─── Entries provided ───

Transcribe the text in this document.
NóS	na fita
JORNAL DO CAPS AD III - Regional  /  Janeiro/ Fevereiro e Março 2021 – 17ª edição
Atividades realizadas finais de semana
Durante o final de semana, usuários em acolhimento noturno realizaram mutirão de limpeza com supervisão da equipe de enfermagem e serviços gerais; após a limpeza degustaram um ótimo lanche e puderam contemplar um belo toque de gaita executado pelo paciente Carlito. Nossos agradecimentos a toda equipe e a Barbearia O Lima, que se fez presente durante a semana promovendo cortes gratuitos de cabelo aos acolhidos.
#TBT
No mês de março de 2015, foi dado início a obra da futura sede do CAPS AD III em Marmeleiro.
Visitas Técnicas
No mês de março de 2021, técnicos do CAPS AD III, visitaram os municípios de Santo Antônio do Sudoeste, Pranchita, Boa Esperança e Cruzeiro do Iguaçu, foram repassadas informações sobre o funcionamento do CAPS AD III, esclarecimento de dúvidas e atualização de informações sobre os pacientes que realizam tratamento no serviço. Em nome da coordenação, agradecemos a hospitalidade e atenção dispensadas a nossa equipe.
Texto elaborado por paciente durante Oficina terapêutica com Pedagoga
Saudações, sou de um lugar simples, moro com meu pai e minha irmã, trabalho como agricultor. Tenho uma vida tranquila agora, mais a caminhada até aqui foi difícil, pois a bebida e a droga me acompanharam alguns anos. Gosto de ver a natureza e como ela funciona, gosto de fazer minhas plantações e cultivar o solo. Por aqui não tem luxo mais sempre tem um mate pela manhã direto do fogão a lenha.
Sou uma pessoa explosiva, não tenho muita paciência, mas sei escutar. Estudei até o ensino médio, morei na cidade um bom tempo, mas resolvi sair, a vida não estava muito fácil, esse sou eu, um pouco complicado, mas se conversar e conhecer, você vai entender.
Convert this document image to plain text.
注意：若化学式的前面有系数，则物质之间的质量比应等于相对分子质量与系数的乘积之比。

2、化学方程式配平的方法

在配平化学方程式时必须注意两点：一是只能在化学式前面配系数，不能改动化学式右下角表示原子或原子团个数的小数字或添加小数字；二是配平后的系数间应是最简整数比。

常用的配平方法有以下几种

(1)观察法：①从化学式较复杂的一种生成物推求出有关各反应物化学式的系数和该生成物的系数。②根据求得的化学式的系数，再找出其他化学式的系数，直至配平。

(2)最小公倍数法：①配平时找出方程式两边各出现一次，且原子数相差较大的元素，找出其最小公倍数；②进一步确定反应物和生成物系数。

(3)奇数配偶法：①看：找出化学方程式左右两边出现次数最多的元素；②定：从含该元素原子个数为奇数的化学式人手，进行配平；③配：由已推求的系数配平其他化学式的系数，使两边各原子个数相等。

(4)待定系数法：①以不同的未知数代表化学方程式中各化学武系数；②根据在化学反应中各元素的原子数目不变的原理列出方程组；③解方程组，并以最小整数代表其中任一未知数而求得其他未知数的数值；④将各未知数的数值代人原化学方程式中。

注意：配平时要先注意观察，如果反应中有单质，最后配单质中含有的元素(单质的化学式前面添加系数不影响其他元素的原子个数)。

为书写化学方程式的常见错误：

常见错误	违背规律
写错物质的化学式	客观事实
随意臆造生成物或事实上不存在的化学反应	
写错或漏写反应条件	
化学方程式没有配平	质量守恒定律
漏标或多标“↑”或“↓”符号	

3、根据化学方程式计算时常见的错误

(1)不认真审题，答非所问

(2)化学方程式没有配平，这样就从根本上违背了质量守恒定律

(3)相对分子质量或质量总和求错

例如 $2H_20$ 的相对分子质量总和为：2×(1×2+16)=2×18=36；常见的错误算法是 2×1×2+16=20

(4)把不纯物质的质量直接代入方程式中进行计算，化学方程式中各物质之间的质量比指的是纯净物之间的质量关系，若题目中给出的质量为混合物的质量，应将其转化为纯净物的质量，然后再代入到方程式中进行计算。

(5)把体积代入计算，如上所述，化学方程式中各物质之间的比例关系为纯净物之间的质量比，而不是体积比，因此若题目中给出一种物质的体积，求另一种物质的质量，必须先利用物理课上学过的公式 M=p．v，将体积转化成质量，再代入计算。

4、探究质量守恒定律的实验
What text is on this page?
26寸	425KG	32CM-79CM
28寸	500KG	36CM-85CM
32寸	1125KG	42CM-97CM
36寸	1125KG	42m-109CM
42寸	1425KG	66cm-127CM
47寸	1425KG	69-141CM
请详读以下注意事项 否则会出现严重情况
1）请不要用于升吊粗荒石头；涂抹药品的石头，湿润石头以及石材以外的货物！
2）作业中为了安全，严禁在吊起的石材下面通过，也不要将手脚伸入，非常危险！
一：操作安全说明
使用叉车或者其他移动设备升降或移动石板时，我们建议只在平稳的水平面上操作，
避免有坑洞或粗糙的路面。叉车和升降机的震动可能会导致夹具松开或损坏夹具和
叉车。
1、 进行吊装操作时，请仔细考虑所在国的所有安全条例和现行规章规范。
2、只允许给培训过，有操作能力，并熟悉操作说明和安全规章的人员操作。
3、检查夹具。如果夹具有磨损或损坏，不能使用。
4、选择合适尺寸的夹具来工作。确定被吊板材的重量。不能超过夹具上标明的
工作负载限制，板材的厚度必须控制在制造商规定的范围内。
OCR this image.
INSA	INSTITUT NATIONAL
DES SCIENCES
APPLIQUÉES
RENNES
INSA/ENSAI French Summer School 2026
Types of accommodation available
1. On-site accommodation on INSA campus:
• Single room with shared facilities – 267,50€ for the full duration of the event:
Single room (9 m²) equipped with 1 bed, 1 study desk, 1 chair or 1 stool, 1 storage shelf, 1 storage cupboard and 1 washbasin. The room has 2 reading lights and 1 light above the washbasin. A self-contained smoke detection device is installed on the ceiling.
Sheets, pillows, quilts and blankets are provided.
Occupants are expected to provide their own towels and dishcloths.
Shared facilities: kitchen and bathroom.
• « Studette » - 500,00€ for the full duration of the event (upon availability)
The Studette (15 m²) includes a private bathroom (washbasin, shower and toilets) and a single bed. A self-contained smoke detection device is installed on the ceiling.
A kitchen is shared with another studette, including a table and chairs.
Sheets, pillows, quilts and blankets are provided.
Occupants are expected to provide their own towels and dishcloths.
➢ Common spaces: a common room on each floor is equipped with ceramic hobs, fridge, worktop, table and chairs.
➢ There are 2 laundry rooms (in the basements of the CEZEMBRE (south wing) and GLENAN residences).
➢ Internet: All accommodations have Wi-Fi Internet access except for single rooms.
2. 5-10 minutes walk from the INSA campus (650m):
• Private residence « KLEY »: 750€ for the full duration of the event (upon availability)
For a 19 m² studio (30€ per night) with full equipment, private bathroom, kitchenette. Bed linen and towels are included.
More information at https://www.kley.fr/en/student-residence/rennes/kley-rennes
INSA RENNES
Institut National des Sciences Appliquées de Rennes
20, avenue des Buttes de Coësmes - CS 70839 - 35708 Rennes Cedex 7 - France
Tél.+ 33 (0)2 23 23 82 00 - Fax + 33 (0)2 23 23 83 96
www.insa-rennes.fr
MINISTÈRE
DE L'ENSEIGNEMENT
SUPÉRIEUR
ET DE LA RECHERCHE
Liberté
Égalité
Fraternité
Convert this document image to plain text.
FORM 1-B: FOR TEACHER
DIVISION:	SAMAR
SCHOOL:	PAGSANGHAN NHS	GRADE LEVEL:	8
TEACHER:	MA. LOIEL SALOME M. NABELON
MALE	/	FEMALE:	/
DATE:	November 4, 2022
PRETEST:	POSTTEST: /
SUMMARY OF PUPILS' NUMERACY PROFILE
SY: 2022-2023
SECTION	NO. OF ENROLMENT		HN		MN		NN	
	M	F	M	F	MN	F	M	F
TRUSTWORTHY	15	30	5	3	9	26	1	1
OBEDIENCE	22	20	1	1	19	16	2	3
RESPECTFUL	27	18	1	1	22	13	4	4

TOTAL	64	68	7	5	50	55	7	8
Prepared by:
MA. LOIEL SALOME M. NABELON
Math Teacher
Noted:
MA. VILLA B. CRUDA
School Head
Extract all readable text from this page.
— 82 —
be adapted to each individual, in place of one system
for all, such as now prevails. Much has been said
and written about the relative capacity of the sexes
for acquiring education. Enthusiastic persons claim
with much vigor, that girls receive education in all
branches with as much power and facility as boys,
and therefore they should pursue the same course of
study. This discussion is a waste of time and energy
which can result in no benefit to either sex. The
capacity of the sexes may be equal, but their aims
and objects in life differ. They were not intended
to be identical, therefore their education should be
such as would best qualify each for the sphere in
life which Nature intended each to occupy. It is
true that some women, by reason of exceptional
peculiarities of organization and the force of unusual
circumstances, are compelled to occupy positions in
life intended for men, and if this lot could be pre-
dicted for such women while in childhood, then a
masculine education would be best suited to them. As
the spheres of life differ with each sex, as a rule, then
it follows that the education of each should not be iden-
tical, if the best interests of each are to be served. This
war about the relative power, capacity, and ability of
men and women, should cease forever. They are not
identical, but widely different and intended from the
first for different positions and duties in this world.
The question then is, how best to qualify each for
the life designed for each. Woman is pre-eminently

───

=== Exercise task ===
In the material above, find each line that contains the word "different", and select it.

=== Finished exercise ===
identical, but widely different and intended from the
first for different positions and duties in this world.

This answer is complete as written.